Un système de vidéosurveillance privé qui filme l'espace public sera généralement jugé disproportionné et, donc, illicite. En effet, les particuliers ne pourront pas invoquer leurs intérêts en matière de sécurité pour surveiller l'espace public, dès lors que la tâche d'assurer la sécurité et l'ordre publics relève de la compétence des autorités (ATF 147 IV 16 consid. 3.1 au sujet de la sécurité du trafic). Pour des raisons de praticabilité, le préposé fédéral à la protection des données considère toutefois que les particuliers peuvent étendre leur surveillance sur une portion du domaine public lorsque celle-ci est petite et que la surveillance du terrain privé ne peut pas se faire par d'autres moyens (Fiche informative du PFPDT "Vidéosurveillance de l'espace public effectuée par des particuliers" internet: https://www.edoeb.admin.ch/edoeb/fr/home/protection-des-donnees/technologien/videoueberwachung/videosurveillance-de-lespace-public-effectuee-par-des-particulie.html; cf. aussi Boillat/Werly, La surveillance télévisuelle d'un bien immobilier, p. 70, in: La sphère privée du propriétaire, édité par Michel Hottelier et Bénédict Foëx, 2019). 
 
1.4. Dans le canton de Fribourg, la loi cantonale du 7 décembre 2010 sur la vidéosurveillance (LVid; RS 17.3) règlemente la vidéosurveillance du domaine public par des particuliers. Elle s'applique aux installations portant en tout ou en partie sur des lieux publics (art. 2 al. 1 LVid). Dans son message accompagnant le projet de la loi sur la vidéosurveillance, le Conseil d'État fribourgeois a précisé que "le projet régit également les installations mises en place par des particuliers lorsque la portée de celles-ci ne s'arrête pas aux limites des propriétés privées, mais "déborde sur le domaine public" (cf. Boillat/Werly, op. cit., p. 70). Les art. 4 à 7 LVid prévoient une autorisation du Préfet à la suite d'un préavis de l'Autorité cantonale de la transparence et de la protection des données si la vidéosurveillance intervient avec enregistrement.  
 
1.5. La cour cantonale a retenu que l'enregistrement litigieux était conforme à la LPD et, donc, licite. Elle explique que les enregistrements avaient été effectués de manière transparente, puisque la présence de la caméra était clairement indiquée sur la vitrine et que cette indication était visible depuis l'extérieur. Ensuite, selon la cour cantonale, les enregistrements se justifiaient par un intérêt de protection de la boutique et étaient proportionnés au but visé. En effet, l'intérêt à la sauvegarde de la sécurité de la boutique primait l'intérêt des personnes privées à ne pas être filmées, alors qu'elles empruntaient un passage sis sur une parcelle privée. La cour cantonale ajoute que, si le recourant s'était contenté de cheminer sur le domaine public, il se serait trouvé dans le champ de celle-ci fugacement et de manière non reconnaissable, ce qui ne saurait porter atteinte à ses droits de la personnalité (arrêt attaqué consid.2.3 p. 5).

Données.
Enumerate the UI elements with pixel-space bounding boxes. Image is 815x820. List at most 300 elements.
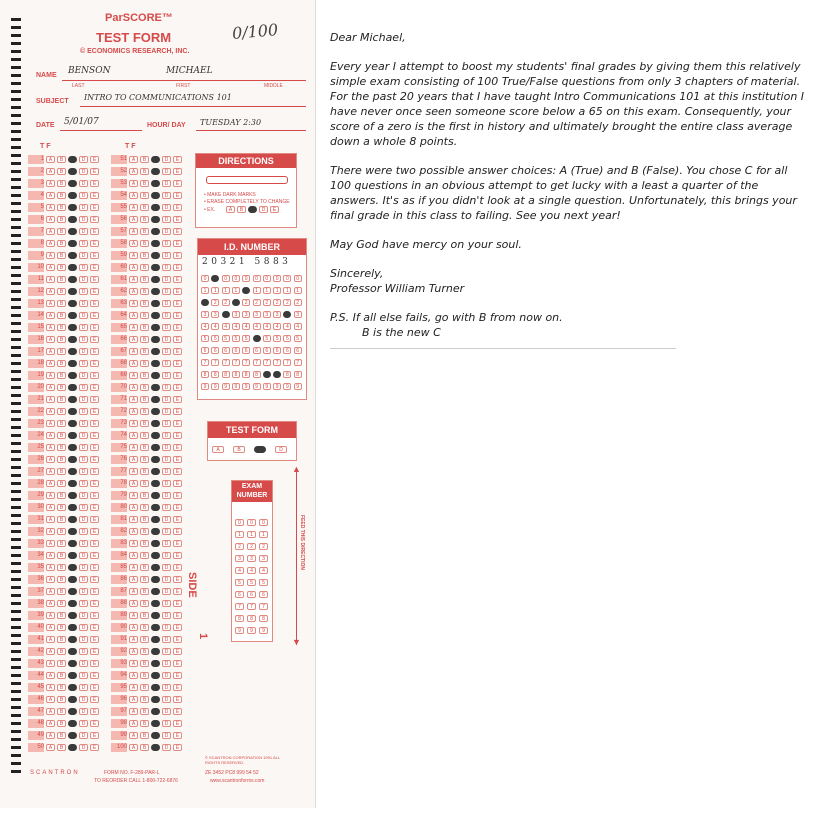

Consigne. Pour chacune des affirmations suivantes, indiquez par oui ou par non si elle concorde avec l'extrait sur la vidéosurveillance, et citez les mots exacts du texte qui tranchent. 1. La loi fribourgeoise sur la vidéosurveillance date du 7 décembre 2010. 2. La cour cantonale a jugé l'enregistrement litigieux illicite. 3. La présence de la caméra n'était pas signalée.

Réponse.
1. Oui : « la loi cantonale du 7 décembre 2010 sur la vidéosurveillance ».
2. Non : « La cour cantonale a retenu que l'enregistrement litigieux était conforme à la LPD et, donc, licite. »
3. Non : « la présence de la caméra était clairement indiquée sur la vitrine ».